(Given task) Look through the data below. Pick out the lines holding the string "NOAA".

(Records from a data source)
#####

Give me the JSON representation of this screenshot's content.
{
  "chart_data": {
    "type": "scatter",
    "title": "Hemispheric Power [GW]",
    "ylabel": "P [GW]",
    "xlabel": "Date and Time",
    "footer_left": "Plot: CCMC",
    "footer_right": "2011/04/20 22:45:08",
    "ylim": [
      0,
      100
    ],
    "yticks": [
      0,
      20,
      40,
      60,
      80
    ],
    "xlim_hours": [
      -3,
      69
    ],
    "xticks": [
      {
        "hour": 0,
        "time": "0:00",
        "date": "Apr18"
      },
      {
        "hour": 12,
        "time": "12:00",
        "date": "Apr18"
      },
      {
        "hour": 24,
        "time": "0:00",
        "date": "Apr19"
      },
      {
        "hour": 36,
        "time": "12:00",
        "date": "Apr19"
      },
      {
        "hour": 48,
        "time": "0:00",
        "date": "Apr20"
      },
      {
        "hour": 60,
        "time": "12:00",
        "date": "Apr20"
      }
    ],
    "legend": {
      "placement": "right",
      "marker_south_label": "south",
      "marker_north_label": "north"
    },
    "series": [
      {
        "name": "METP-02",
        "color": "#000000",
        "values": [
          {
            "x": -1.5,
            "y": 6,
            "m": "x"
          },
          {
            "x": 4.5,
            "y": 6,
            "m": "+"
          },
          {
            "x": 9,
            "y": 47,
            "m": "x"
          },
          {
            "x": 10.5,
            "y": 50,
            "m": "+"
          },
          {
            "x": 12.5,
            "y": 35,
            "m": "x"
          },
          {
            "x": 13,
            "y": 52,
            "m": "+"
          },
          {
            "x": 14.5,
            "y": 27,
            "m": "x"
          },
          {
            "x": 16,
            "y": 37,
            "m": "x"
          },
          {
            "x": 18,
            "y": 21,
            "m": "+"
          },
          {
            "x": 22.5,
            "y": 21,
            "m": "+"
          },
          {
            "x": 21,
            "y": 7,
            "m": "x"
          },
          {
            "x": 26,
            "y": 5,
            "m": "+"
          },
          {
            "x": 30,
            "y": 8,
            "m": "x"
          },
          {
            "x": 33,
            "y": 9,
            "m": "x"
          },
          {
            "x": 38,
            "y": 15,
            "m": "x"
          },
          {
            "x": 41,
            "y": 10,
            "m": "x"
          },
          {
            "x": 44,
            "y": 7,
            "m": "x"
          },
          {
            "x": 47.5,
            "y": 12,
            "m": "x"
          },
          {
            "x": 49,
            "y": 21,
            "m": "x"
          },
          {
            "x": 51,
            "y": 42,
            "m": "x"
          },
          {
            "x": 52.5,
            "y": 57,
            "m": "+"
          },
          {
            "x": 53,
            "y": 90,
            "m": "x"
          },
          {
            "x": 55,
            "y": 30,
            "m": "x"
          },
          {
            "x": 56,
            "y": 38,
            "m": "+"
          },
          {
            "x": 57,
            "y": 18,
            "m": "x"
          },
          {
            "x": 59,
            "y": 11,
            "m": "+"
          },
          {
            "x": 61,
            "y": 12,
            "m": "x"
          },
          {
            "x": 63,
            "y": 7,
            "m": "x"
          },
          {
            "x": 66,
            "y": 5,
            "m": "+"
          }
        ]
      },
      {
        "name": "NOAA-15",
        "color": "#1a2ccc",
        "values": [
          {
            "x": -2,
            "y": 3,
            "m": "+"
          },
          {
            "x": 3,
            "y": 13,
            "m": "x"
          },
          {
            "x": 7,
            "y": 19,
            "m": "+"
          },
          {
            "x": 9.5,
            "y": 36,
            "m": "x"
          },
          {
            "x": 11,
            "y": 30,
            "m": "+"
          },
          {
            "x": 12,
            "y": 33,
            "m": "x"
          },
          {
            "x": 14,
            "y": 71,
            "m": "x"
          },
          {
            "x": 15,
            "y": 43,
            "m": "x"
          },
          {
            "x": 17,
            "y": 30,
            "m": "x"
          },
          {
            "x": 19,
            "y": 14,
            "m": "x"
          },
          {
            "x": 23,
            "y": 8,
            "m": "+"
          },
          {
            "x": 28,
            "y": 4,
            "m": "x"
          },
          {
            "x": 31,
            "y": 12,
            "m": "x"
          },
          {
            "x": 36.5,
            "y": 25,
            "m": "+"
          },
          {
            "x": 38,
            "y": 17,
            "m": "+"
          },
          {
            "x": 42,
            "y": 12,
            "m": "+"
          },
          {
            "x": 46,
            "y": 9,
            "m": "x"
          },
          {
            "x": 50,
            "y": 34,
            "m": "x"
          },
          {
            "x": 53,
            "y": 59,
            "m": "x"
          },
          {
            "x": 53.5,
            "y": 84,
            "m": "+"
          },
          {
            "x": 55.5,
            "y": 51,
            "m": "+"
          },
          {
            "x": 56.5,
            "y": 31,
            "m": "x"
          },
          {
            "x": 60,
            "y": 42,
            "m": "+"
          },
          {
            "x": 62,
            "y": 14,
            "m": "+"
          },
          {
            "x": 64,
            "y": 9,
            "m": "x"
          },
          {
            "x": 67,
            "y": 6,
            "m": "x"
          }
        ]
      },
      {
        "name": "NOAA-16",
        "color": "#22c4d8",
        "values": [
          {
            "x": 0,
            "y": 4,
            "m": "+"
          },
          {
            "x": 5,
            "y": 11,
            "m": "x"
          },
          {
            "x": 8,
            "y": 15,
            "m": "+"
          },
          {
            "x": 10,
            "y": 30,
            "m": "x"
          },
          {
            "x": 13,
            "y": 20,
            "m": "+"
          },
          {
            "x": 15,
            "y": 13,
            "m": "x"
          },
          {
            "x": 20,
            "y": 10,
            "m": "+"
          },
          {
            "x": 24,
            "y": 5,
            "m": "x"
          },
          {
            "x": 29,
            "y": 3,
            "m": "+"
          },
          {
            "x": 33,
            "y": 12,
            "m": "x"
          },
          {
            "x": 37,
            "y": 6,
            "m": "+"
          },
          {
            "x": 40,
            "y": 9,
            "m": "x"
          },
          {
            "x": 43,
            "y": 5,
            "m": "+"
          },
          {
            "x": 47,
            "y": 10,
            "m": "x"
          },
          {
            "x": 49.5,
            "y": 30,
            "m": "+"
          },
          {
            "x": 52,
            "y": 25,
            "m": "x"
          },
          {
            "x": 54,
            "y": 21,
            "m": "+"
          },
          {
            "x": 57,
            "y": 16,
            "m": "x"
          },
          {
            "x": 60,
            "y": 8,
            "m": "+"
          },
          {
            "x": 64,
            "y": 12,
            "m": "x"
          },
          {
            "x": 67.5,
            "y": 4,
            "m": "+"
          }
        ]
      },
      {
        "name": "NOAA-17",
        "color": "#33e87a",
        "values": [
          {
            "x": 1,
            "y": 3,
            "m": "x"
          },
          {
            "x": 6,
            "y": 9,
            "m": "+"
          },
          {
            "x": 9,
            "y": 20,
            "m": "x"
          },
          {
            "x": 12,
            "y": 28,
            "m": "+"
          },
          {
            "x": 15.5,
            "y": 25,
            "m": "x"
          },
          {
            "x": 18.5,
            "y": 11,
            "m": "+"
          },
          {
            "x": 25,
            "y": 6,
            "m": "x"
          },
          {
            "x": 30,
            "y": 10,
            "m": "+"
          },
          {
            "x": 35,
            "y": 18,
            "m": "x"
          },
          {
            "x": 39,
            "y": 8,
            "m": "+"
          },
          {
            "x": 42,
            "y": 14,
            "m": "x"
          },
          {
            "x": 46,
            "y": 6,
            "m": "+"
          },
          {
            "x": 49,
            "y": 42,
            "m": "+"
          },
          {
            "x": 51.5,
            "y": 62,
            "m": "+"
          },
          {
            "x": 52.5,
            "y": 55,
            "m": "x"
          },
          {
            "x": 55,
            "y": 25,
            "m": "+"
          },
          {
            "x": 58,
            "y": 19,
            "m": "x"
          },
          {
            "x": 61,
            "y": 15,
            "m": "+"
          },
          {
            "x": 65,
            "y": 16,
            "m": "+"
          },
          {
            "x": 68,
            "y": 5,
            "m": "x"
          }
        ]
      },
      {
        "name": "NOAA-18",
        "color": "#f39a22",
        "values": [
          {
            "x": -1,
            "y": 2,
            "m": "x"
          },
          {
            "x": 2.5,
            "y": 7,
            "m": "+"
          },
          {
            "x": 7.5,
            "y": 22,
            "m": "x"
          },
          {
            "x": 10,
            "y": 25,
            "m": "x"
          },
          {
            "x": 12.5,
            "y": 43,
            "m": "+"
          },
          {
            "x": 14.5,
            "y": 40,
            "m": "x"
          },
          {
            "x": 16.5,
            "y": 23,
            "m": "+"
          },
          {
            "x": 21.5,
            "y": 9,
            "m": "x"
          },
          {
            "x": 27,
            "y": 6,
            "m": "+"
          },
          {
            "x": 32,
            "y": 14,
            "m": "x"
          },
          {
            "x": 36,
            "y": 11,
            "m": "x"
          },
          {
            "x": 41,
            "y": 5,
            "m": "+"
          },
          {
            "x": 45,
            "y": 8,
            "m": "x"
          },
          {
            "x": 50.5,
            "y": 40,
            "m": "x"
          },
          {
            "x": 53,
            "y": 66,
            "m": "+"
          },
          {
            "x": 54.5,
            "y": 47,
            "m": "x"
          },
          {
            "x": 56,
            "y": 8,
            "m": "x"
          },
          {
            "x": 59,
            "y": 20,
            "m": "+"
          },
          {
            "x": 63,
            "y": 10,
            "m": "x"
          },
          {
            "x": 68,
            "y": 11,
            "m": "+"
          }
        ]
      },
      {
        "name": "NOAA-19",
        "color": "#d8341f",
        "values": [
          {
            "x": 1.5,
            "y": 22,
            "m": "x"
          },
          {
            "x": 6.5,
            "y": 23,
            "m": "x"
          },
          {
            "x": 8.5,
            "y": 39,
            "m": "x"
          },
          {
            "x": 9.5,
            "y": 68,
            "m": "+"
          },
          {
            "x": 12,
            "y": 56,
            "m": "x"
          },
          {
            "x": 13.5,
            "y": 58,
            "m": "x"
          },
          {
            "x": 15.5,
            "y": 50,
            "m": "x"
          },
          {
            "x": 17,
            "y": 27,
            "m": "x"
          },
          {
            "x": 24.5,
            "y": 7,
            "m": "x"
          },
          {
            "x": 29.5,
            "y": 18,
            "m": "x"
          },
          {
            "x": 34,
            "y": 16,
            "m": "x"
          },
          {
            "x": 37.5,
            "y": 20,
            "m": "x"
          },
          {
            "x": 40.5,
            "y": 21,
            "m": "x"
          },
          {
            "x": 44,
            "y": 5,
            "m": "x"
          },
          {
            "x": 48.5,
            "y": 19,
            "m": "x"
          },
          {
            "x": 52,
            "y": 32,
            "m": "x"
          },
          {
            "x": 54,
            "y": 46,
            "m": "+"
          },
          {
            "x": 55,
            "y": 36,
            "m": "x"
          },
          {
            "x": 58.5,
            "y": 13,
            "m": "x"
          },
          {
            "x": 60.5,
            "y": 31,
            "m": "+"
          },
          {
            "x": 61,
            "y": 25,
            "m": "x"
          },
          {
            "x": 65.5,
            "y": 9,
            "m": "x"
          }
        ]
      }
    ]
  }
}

#####

(Response to the exercise)
        "name": "NOAA-15",
        "name": "NOAA-16",
        "name": "NOAA-17",
        "name": "NOAA-18",
        "name": "NOAA-19",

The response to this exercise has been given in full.